- [Task to complete] For each line below that contains the string "value", copy that line.

— Start Supplied records —

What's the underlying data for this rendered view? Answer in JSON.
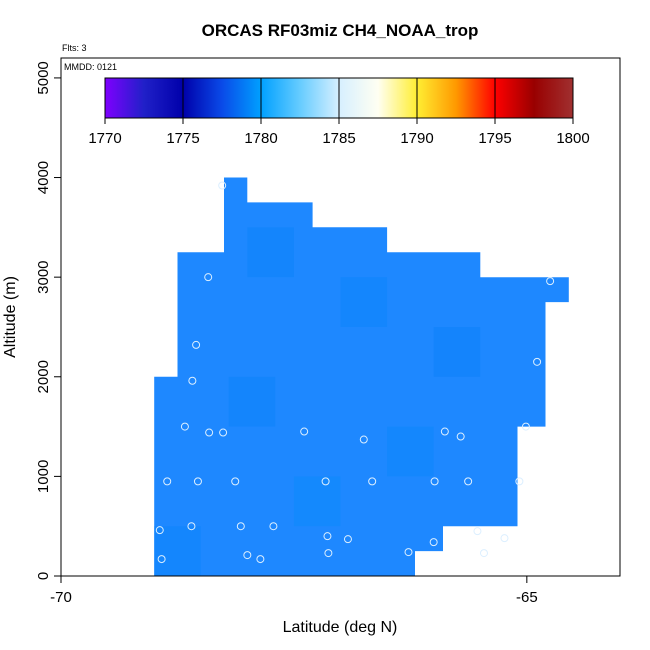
{
  "chart_data": {
    "type": "heatmap",
    "title": "ORCAS RF03miz CH4_NOAA_trop",
    "flights_label": "Flts: 3",
    "date_label": "MMDD: 0121",
    "xlabel": "Latitude (deg N)",
    "ylabel": "Altitude (m)",
    "xlim": [
      -70,
      -64
    ],
    "ylim": [
      0,
      5200
    ],
    "xticks": [
      -70,
      -65
    ],
    "xtick_labels": [
      "-70",
      "-65"
    ],
    "yticks": [
      0,
      1000,
      2000,
      3000,
      4000,
      5000
    ],
    "ytick_labels": [
      "0",
      "1000",
      "2000",
      "3000",
      "4000",
      "5000"
    ],
    "colorbar": {
      "min": 1770,
      "max": 1800,
      "ticks": [
        1770,
        1775,
        1780,
        1785,
        1790,
        1795,
        1800
      ],
      "tick_labels": [
        "1770",
        "1775",
        "1780",
        "1785",
        "1790",
        "1795",
        "1800"
      ],
      "colors": [
        "#7f00ff",
        "#2020c8",
        "#0000aa",
        "#0a4ae8",
        "#00a0ff",
        "#66ccff",
        "#d6efff",
        "#fffff2",
        "#ffee33",
        "#ff9900",
        "#ff0000",
        "#990000",
        "#a03030"
      ]
    },
    "field_color": "#1e88ff",
    "coverage_outline": [
      [
        -69.0,
        0
      ],
      [
        -66.2,
        0
      ],
      [
        -66.2,
        250
      ],
      [
        -65.9,
        250
      ],
      [
        -65.9,
        500
      ],
      [
        -65.1,
        500
      ],
      [
        -65.1,
        1500
      ],
      [
        -64.8,
        1500
      ],
      [
        -64.8,
        2750
      ],
      [
        -64.55,
        2750
      ],
      [
        -64.55,
        3000
      ],
      [
        -65.5,
        3000
      ],
      [
        -65.5,
        3250
      ],
      [
        -66.5,
        3250
      ],
      [
        -66.5,
        3500
      ],
      [
        -67.3,
        3500
      ],
      [
        -67.3,
        3750
      ],
      [
        -68.0,
        3750
      ],
      [
        -68.0,
        4000
      ],
      [
        -68.25,
        4000
      ],
      [
        -68.25,
        3250
      ],
      [
        -68.75,
        3250
      ],
      [
        -68.75,
        2000
      ],
      [
        -69.0,
        2000
      ]
    ],
    "cells": [
      {
        "lat": [
          -69.0,
          -68.5
        ],
        "alt": [
          0,
          500
        ],
        "value": 1779.2
      },
      {
        "lat": [
          -67.5,
          -67.0
        ],
        "alt": [
          500,
          1000
        ],
        "value": 1779.4
      },
      {
        "lat": [
          -66.5,
          -66.0
        ],
        "alt": [
          1000,
          1500
        ],
        "value": 1779.3
      },
      {
        "lat": [
          -68.2,
          -67.7
        ],
        "alt": [
          1500,
          2000
        ],
        "value": 1779.1
      },
      {
        "lat": [
          -66.0,
          -65.5
        ],
        "alt": [
          2000,
          2500
        ],
        "value": 1779.0
      },
      {
        "lat": [
          -67.0,
          -66.5
        ],
        "alt": [
          2500,
          3000
        ],
        "value": 1779.2
      },
      {
        "lat": [
          -68.0,
          -67.5
        ],
        "alt": [
          3000,
          3500
        ],
        "value": 1779.1
      }
    ],
    "points": [
      {
        "lat": -68.27,
        "alt": 3920
      },
      {
        "lat": -68.42,
        "alt": 3000
      },
      {
        "lat": -68.55,
        "alt": 2320
      },
      {
        "lat": -68.59,
        "alt": 1960
      },
      {
        "lat": -68.67,
        "alt": 1500
      },
      {
        "lat": -68.41,
        "alt": 1440
      },
      {
        "lat": -68.26,
        "alt": 1440
      },
      {
        "lat": -67.39,
        "alt": 1450
      },
      {
        "lat": -66.75,
        "alt": 1370
      },
      {
        "lat": -65.88,
        "alt": 1450
      },
      {
        "lat": -65.71,
        "alt": 1400
      },
      {
        "lat": -65.01,
        "alt": 1500
      },
      {
        "lat": -64.89,
        "alt": 2150
      },
      {
        "lat": -64.75,
        "alt": 2960
      },
      {
        "lat": -68.86,
        "alt": 950
      },
      {
        "lat": -68.53,
        "alt": 950
      },
      {
        "lat": -68.13,
        "alt": 950
      },
      {
        "lat": -67.16,
        "alt": 950
      },
      {
        "lat": -66.66,
        "alt": 950
      },
      {
        "lat": -65.99,
        "alt": 950
      },
      {
        "lat": -65.63,
        "alt": 950
      },
      {
        "lat": -65.08,
        "alt": 950
      },
      {
        "lat": -68.94,
        "alt": 460
      },
      {
        "lat": -68.6,
        "alt": 500
      },
      {
        "lat": -68.07,
        "alt": 500
      },
      {
        "lat": -67.72,
        "alt": 500
      },
      {
        "lat": -67.14,
        "alt": 400
      },
      {
        "lat": -66.92,
        "alt": 370
      },
      {
        "lat": -65.53,
        "alt": 450
      },
      {
        "lat": -65.24,
        "alt": 380
      },
      {
        "lat": -66.0,
        "alt": 340
      },
      {
        "lat": -68.92,
        "alt": 170
      },
      {
        "lat": -68.0,
        "alt": 210
      },
      {
        "lat": -67.86,
        "alt": 170
      },
      {
        "lat": -67.13,
        "alt": 230
      },
      {
        "lat": -66.27,
        "alt": 240
      },
      {
        "lat": -65.46,
        "alt": 230
      }
    ]
  }
}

— End Supplied records —

- [Result]
        "value": 1779.2
        "value": 1779.4
        "value": 1779.3
        "value": 1779.1
        "value": 1779.0
        "value": 1779.2
        "value": 1779.1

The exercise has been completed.